> _Prompt_
From the entries below, gather each line containing the word "Consensus".

▼

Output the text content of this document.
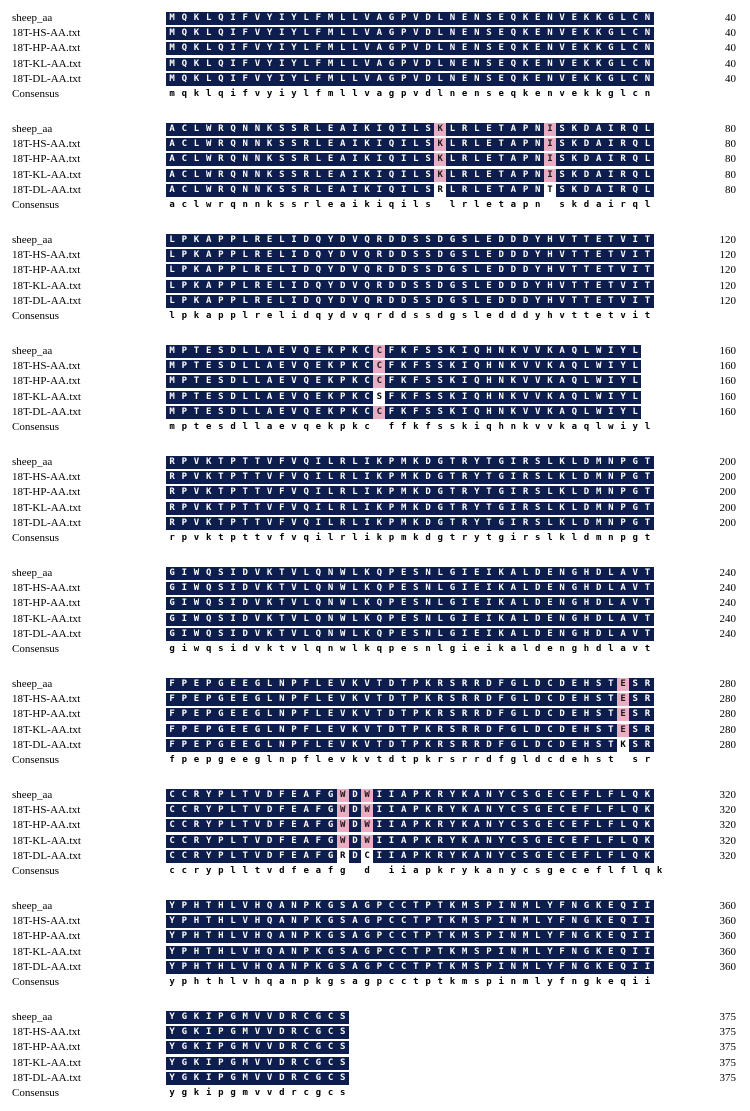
sheep_aa	M Q K L Q I F V Y I Y L F M L L V A G P V D L N E N S E Q K E N V E K K G L C N	40
18T-HS-AA.txt	M Q K L Q I F V Y I Y L F M L L V A G P V D L N E N S E Q K E N V E K K G L C N	40
18T-HP-AA.txt	M Q K L Q I F V Y I Y L F M L L V A G P V D L N E N S E Q K E N V E K K G L C N	40
18T-KL-AA.txt	M Q K L Q I F V Y I Y L F M L L V A G P V D L N E N S E Q K E N V E K K G L C N	40
18T-DL-AA.txt	M Q K L Q I F V Y I Y L F M L L V A G P V D L N E N S E Q K E N V E K K G L C N	40
Consensus	m q k l q i f v y i y l f m l l v a g p v d l n e n s e q k e n v e k k g l c n
sheep_aa	A C L W R Q N N K S S R L E A I K I Q I L S K L R L E T A P N I S K D A I R Q L	80
18T-HS-AA.txt	A C L W R Q N N K S S R L E A I K I Q I L S K L R L E T A P N I S K D A I R Q L	80
18T-HP-AA.txt	A C L W R Q N N K S S R L E A I K I Q I L S K L R L E T A P N I S K D A I R Q L	80
18T-KL-AA.txt	A C L W R Q N N K S S R L E A I K I Q I L S K L R L E T A P N I S K D A I R Q L	80
18T-DL-AA.txt	A C L W R Q N N K S S R L E A I K I Q I L S R L R L E T A P N T S K D A I R Q L	80
Consensus	a c l w r q n n k s s r l e a i k i q i l s l r l e t a p n s k d a i r q l
sheep_aa	L P K A P P L R E L I D Q Y D V Q R D D S S D G S L E D D D Y H V T T E T V I T	120
18T-HS-AA.txt	L P K A P P L R E L I D Q Y D V Q R D D S S D G S L E D D D Y H V T T E T V I T	120
18T-HP-AA.txt	L P K A P P L R E L I D Q Y D V Q R D D S S D G S L E D D D Y H V T T E T V I T	120
18T-KL-AA.txt	L P K A P P L R E L I D Q Y D V Q R D D S S D G S L E D D D Y H V T T E T V I T	120
18T-DL-AA.txt	L P K A P P L R E L I D Q Y D V Q R D D S S D G S L E D D D Y H V T T E T V I T	120
Consensus	l p k a p p l r e l i d q y d v q r d d s s d g s l e d d d y h v t t e t v i t
sheep_aa	M P T E S D L L A E V Q E K P K C C F K F S S K I Q H N K V V K A Q L W I Y L	160
18T-HS-AA.txt	M P T E S D L L A E V Q E K P K C C F K F S S K I Q H N K V V K A Q L W I Y L	160
18T-HP-AA.txt	M P T E S D L L A E V Q E K P K C C F K F S S K I Q H N K V V K A Q L W I Y L	160
18T-KL-AA.txt	M P T E S D L L A E V Q E K P K C S F K F S S K I Q H N K V V K A Q L W I Y L	160
18T-DL-AA.txt	M P T E S D L L A E V Q E K P K C C F K F S S K I Q H N K V V K A Q L W I Y L	160
Consensus	m p t e s d l l a e v q e k p k c f f k f s s k i q h n k v v k a q l w i y l
sheep_aa	R P V K T P T T V F V Q I L R L I K P M K D G T R Y T G I R S L K L D M N P G T	200
18T-HS-AA.txt	R P V K T P T T V F V Q I L R L I K P M K D G T R Y T G I R S L K L D M N P G T	200
18T-HP-AA.txt	R P V K T P T T V F V Q I L R L I K P M K D G T R Y T G I R S L K L D M N P G T	200
18T-KL-AA.txt	R P V K T P T T V F V Q I L R L I K P M K D G T R Y T G I R S L K L D M N P G T	200
18T-DL-AA.txt	R P V K T P T T V F V Q I L R L I K P M K D G T R Y T G I R S L K L D M N P G T	200
Consensus	r p v k t p t t v f v q i l r l i k p m k d g t r y t g i r s l k l d m n p g t
sheep_aa	G I W Q S I D V K T V L Q N W L K Q P E S N L G I E I K A L D E N G H D L A V T	240
18T-HS-AA.txt	G I W Q S I D V K T V L Q N W L K Q P E S N L G I E I K A L D E N G H D L A V T	240
18T-HP-AA.txt	G I W Q S I D V K T V L Q N W L K Q P E S N L G I E I K A L D E N G H D L A V T	240
18T-KL-AA.txt	G I W Q S I D V K T V L Q N W L K Q P E S N L G I E I K A L D E N G H D L A V T	240
18T-DL-AA.txt	G I W Q S I D V K T V L Q N W L K Q P E S N L G I E I K A L D E N G H D L A V T	240
Consensus	g i w q s i d v k t v l q n w l k q p e s n l g i e i k a l d e n g h d l a v t
sheep_aa	F P E P G E E G L N P F L E V K V T D T P K R S R R D F G L D C D E H S T E S R	280
18T-HS-AA.txt	F P E P G E E G L N P F L E V K V T D T P K R S R R D F G L D C D E H S T E S R	280
18T-HP-AA.txt	F P E P G E E G L N P F L E V K V T D T P K R S R R D F G L D C D E H S T E S R	280
18T-KL-AA.txt	F P E P G E E G L N P F L E V K V T D T P K R S R R D F G L D C D E H S T E S R	280
18T-DL-AA.txt	F P E P G E E G L N P F L E V K V T D T P K R S R R D F G L D C D E H S T K S R	280
Consensus	f p e p g e e g l n p f l e v k v t d t p k r s r r d f g l d c d e h s t s r
sheep_aa	C C R Y P L T V D F E A F G W D W I I A P K R Y K A N Y C S G E C E F L F L Q K	320
18T-HS-AA.txt	C C R Y P L T V D F E A F G W D W I I A P K R Y K A N Y C S G E C E F L F L Q K	320
18T-HP-AA.txt	C C R Y P L T V D F E A F G W D W I I A P K R Y K A N Y C S G E C E F L F L Q K	320
18T-KL-AA.txt	C C R Y P L T V D F E A F G W D W I I A P K R Y K A N Y C S G E C E F L F L Q K	320
18T-DL-AA.txt	C C R Y P L T V D F E A F G R D C I I A P K R Y K A N Y C S G E C E F L F L Q K	320
Consensus	c c r y p l l t v d f e a f g d i i a p k r y k a n y c s g e c e f l f l q k
sheep_aa	Y P H T H L V H Q A N P K G S A G P C C T P T K M S P I N M L Y F N G K E Q I I	360
18T-HS-AA.txt	Y P H T H L V H Q A N P K G S A G P C C T P T K M S P I N M L Y F N G K E Q I I	360
18T-HP-AA.txt	Y P H T H L V H Q A N P K G S A G P C C T P T K M S P I N M L Y F N G K E Q I I	360
18T-KL-AA.txt	Y P H T H L V H Q A N P K G S A G P C C T P T K M S P I N M L Y F N G K E Q I I	360
18T-DL-AA.txt	Y P H T H L V H Q A N P K G S A G P C C T P T K M S P I N M L Y F N G K E Q I I	360
Consensus	y p h t h l v h q a n p k g s a g p c c t p t k m s p i n m l y f n g k e q i i
sheep_aa	Y G K I P G M V V D R C G C S	375
18T-HS-AA.txt	Y G K I P G M V V D R C G C S	375
18T-HP-AA.txt	Y G K I P G M V V D R C G C S	375
18T-KL-AA.txt	Y G K I P G M V V D R C G C S	375
18T-DL-AA.txt	Y G K I P G M V V D R C G C S	375
Consensus	y g k i p g m v v d r c g c s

▲

> _Output below_
Consensus	m q k l q i f v y i y l f m l l v a g p v d l n e n s e q k e n v e k k g l c n
Consensus	a c l w r q n n k s s r l e a i k i q i l s l r l e t a p n s k d a i r q l
Consensus	l p k a p p l r e l i d q y d v q r d d s s d g s l e d d d y h v t t e t v i t
Consensus	m p t e s d l l a e v q e k p k c f f k f s s k i q h n k v v k a q l w i y l
Consensus	r p v k t p t t v f v q i l r l i k p m k d g t r y t g i r s l k l d m n p g t
Consensus	g i w q s i d v k t v l q n w l k q p e s n l g i e i k a l d e n g h d l a v t
Consensus	f p e p g e e g l n p f l e v k v t d t p k r s r r d f g l d c d e h s t s r
Consensus	c c r y p l l t v d f e a f g d i i a p k r y k a n y c s g e c e f l f l q k
Consensus	y p h t h l v h q a n p k g s a g p c c t p t k m s p i n m l y f n g k e q i i
Consensus	y g k i p g m v v d r c g c s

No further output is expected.